Gestellte Aufgabe A — Schreiben Sie die weiter unten folgenden Zeilen mit den Positionseinträgen vollständig neu und setzen Sie dabei überall "stat-name" anstelle von "stat-label" ein. Alles Übrige bleibt unverändert.

Neue 60-Tägige Mindestrügefrist Bei Grundstückkauf- Und Werkverträgen

BK
Bär & Karrer

Contributor

Bär & Karrer is a renowned Swiss law firm with more than 170 lawyers in Zurich, Geneva, Lugano and Zug. Our core business is advising our clients on innovative and complex transactions and representing them in litigation, arbitration and regulatory proceedings. Our clients range from multinational corporations to private individuals in Switzerland and around the world.
Ab 1. Januar 2026 gilt für die Rüge von Mängeln an Grundstücken und unbeweglichen Werken neu zwingend eine Rügefrist von mindestens 60 Tagen.
Switzerland Real Estate and Construction

Ab 1. Januar 2026 gilt für die Rüge von Mängeln an Grundstücken und unbeweglichen Werken neu zwingend eine Rügefrist von mindestens 60 Tagen. Diese Frist ersetzt die bisher im Obligationenrecht vorgesehene sofortige Rügepflicht und kann vertraglich nicht verkürzt werden. Die neuen Bestimmungen gelten für Verträge, die nach dem Inkrafttreten am 1. Januar 2026 abgeschlossen werden.

Gestellte Aufgabe B — Welche bisherige Regelung wird gemäß dem Text zur neuen Rügefrist durch die 60-tägige Frist ersetzt?

Positionseinträge der Elemente
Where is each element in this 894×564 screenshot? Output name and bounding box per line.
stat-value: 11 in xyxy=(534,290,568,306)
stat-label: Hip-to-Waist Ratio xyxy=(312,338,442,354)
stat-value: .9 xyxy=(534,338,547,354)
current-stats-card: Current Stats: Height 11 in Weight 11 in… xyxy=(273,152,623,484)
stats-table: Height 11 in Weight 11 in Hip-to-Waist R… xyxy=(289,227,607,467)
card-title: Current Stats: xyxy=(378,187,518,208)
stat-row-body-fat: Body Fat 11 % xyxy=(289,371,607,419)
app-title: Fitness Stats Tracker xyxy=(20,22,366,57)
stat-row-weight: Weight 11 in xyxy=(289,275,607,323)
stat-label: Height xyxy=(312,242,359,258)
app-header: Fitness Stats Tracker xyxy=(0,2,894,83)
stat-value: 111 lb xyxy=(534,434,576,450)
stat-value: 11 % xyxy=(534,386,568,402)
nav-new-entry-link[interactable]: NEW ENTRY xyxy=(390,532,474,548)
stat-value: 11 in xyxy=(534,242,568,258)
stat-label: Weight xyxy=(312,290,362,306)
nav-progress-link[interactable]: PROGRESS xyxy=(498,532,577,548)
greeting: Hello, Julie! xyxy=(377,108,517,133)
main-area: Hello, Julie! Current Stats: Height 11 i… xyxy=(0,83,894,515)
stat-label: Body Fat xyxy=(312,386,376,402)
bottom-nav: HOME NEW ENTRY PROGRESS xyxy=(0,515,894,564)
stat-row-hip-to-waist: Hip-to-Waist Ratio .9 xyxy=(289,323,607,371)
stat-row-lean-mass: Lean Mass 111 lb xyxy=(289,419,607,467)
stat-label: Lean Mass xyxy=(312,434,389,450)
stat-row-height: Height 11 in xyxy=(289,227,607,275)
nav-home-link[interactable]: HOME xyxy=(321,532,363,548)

Richtige Antwort A —
Where is each element in this 894×564 screenshot? Output name and bounding box per line.
stat-value: 11 in xyxy=(534,290,568,306)
stat-name: Hip-to-Waist Ratio xyxy=(312,338,442,354)
stat-value: .9 xyxy=(534,338,547,354)
current-stats-card: Current Stats: Height 11 in Weight 11 in… xyxy=(273,152,623,484)
stats-table: Height 11 in Weight 11 in Hip-to-Waist R… xyxy=(289,227,607,467)
card-title: Current Stats: xyxy=(378,187,518,208)
stat-row-body-fat: Body Fat 11 % xyxy=(289,371,607,419)
app-title: Fitness Stats Tracker xyxy=(20,22,366,57)
stat-row-weight: Weight 11 in xyxy=(289,275,607,323)
stat-name: Height xyxy=(312,242,359,258)
app-header: Fitness Stats Tracker xyxy=(0,2,894,83)
stat-value: 111 lb xyxy=(534,434,576,450)
stat-value: 11 % xyxy=(534,386,568,402)
nav-new-entry-link[interactable]: NEW ENTRY xyxy=(390,532,474,548)
stat-value: 11 in xyxy=(534,242,568,258)
stat-name: Weight xyxy=(312,290,362,306)
nav-progress-link[interactable]: PROGRESS xyxy=(498,532,577,548)
greeting: Hello, Julie! xyxy=(377,108,517,133)
main-area: Hello, Julie! Current Stats: Height 11 i… xyxy=(0,83,894,515)
stat-name: Body Fat xyxy=(312,386,376,402)
bottom-nav: HOME NEW ENTRY PROGRESS xyxy=(0,515,894,564)
stat-row-hip-to-waist: Hip-to-Waist Ratio .9 xyxy=(289,323,607,371)
stat-row-lean-mass: Lean Mass 111 lb xyxy=(289,419,607,467)
stat-name: Lean Mass xyxy=(312,434,389,450)
stat-row-height: Height 11 in xyxy=(289,227,607,275)
nav-home-link[interactable]: HOME xyxy=(321,532,363,548)

Richtige Antwort B — Die bisher im Obligationenrecht vorgesehene sofortige Rügepflicht.